Exercise =
With the images removed, repeat the data below exactly.

(Dataset rows)
==*==
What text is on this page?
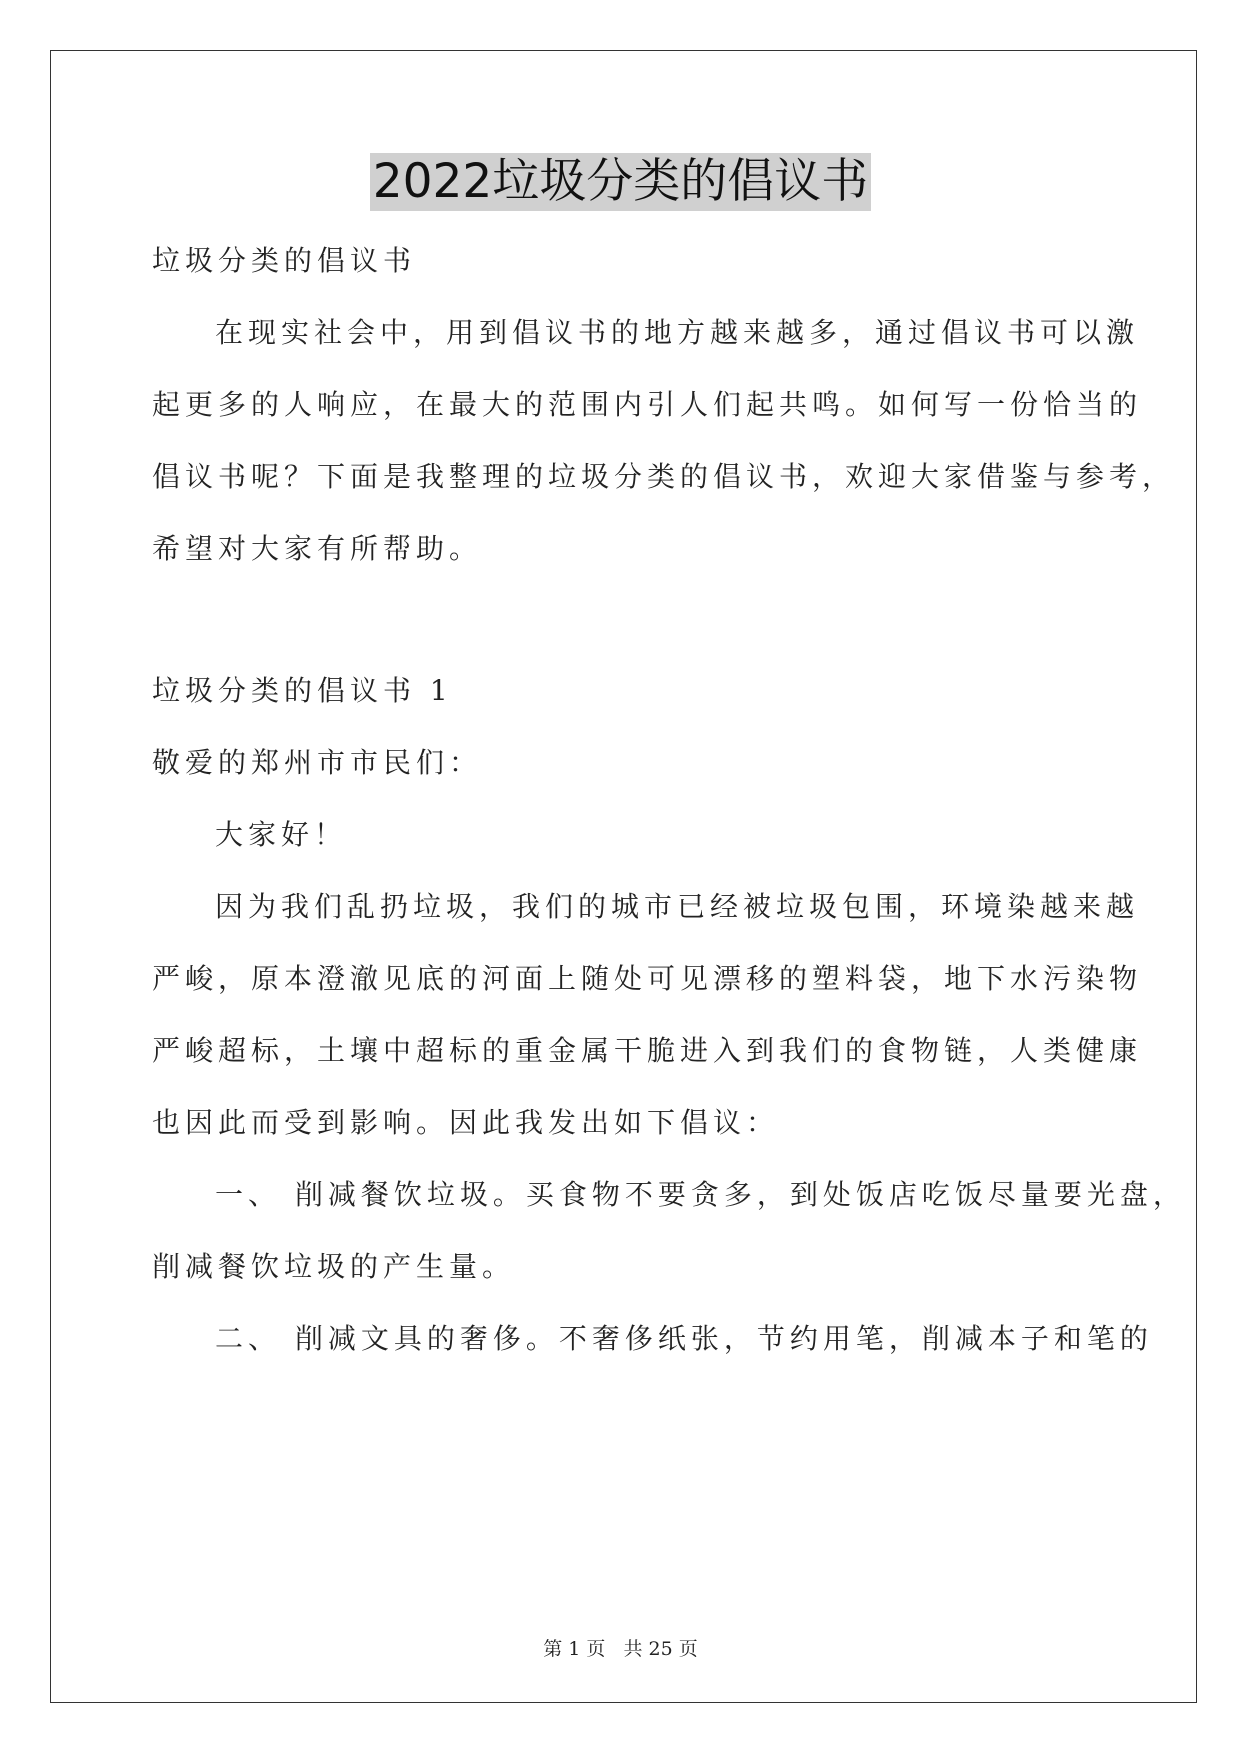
2022垃圾分类的倡议书
垃圾分类的倡议书
在现实社会中，用到倡议书的地方越来越多，通过倡议书可以激
起更多的人响应，在最大的范围内引人们起共鸣。如何写一份恰当的
倡议书呢？下面是我整理的垃圾分类的倡议书，欢迎大家借鉴与参考，
希望对大家有所帮助。
垃圾分类的倡议书 1
敬爱的郑州市市民们：
大家好！
因为我们乱扔垃圾，我们的城市已经被垃圾包围，环境染越来越
严峻，原本澄澈见底的河面上随处可见漂移的塑料袋，地下水污染物
严峻超标，土壤中超标的重金属干脆进入到我们的食物链，人类健康
也因此而受到影响。因此我发出如下倡议：
一、 削减餐饮垃圾。买食物不要贪多，到处饭店吃饭尽量要光盘，
削减餐饮垃圾的产生量。
二、 削减文具的奢侈。不奢侈纸张，节约用笔，削减本子和笔的
第 1 页 共 25 页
==*==
Worked solution =
What text is on this page?
2022垃圾分类的倡议书
垃圾分类的倡议书
在现实社会中，用到倡议书的地方越来越多，通过倡议书可以激
起更多的人响应，在最大的范围内引人们起共鸣。如何写一份恰当的
倡议书呢？下面是我整理的垃圾分类的倡议书，欢迎大家借鉴与参考，
希望对大家有所帮助。
垃圾分类的倡议书 1
敬爱的郑州市市民们：
大家好！
因为我们乱扔垃圾，我们的城市已经被垃圾包围，环境染越来越
严峻，原本澄澈见底的河面上随处可见漂移的塑料袋，地下水污染物
严峻超标，土壤中超标的重金属干脆进入到我们的食物链，人类健康
也因此而受到影响。因此我发出如下倡议：
一、 削减餐饮垃圾。买食物不要贪多，到处饭店吃饭尽量要光盘，
削减餐饮垃圾的产生量。
二、 削减文具的奢侈。不奢侈纸张，节约用笔，削减本子和笔的
第 1 页 共 25 页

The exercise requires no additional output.